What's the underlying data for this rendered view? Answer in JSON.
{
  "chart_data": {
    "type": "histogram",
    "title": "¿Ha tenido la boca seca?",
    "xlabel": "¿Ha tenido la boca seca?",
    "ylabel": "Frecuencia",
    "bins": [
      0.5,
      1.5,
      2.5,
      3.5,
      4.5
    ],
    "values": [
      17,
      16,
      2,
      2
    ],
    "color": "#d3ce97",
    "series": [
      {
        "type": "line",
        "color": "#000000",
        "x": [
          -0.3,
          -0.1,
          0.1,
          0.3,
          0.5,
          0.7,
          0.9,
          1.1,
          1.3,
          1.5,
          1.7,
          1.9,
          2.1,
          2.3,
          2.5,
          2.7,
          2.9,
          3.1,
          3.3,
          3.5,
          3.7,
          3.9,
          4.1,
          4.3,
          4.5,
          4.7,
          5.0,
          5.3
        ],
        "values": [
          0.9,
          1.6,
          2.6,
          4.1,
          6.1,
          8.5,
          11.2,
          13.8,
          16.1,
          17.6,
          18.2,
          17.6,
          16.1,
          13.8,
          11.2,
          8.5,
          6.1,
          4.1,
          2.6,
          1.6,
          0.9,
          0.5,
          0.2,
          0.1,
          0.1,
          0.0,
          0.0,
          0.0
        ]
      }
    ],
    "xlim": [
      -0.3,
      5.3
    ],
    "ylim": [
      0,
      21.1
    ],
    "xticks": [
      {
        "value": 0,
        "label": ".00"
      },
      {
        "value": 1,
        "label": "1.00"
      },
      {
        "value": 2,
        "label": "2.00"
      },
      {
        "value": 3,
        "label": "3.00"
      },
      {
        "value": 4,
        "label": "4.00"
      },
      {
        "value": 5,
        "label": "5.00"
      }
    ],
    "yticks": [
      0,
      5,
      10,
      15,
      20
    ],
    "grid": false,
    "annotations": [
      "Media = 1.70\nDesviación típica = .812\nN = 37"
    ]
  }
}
------------------------------
WORK TO BE COMPLETED:
From the entries above, select each line containing the string "seca".

EXERCISE RESPONSE:
    "title": "¿Ha tenido la boca seca?",
    "xlabel": "¿Ha tenido la boca seca?",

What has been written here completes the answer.